§ **Do this**
Set the following entries down again exactly, line by line.

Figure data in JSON

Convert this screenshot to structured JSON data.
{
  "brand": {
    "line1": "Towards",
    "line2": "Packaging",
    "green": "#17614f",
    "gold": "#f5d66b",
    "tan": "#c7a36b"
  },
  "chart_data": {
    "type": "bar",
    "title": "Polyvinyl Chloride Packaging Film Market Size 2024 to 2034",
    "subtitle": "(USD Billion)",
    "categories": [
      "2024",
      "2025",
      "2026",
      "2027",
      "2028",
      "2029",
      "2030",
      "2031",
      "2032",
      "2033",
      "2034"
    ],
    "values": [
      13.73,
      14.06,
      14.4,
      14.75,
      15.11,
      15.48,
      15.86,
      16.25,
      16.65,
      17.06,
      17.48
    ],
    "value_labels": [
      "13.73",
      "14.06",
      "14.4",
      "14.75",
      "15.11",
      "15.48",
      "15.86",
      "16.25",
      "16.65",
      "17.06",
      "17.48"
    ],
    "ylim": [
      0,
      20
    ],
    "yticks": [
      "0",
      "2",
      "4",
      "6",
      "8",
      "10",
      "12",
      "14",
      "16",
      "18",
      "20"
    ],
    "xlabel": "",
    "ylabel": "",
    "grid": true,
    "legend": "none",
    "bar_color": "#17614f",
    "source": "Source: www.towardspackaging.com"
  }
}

§ **Solution to this task**
Convert this screenshot to structured JSON data.
{
  "brand": {
    "line1": "Towards",
    "line2": "Packaging",
    "green": "#17614f",
    "gold": "#f5d66b",
    "tan": "#c7a36b"
  },
  "chart_data": {
    "type": "bar",
    "title": "Polyvinyl Chloride Packaging Film Market Size 2024 to 2034",
    "subtitle": "(USD Billion)",
    "categories": [
      "2024",
      "2025",
      "2026",
      "2027",
      "2028",
      "2029",
      "2030",
      "2031",
      "2032",
      "2033",
      "2034"
    ],
    "values": [
      13.73,
      14.06,
      14.4,
      14.75,
      15.11,
      15.48,
      15.86,
      16.25,
      16.65,
      17.06,
      17.48
    ],
    "value_labels": [
      "13.73",
      "14.06",
      "14.4",
      "14.75",
      "15.11",
      "15.48",
      "15.86",
      "16.25",
      "16.65",
      "17.06",
      "17.48"
    ],
    "ylim": [
      0,
      20
    ],
    "yticks": [
      "0",
      "2",
      "4",
      "6",
      "8",
      "10",
      "12",
      "14",
      "16",
      "18",
      "20"
    ],
    "xlabel": "",
    "ylabel": "",
    "grid": true,
    "legend": "none",
    "bar_color": "#17614f",
    "source": "Source: www.towardspackaging.com"
  }
}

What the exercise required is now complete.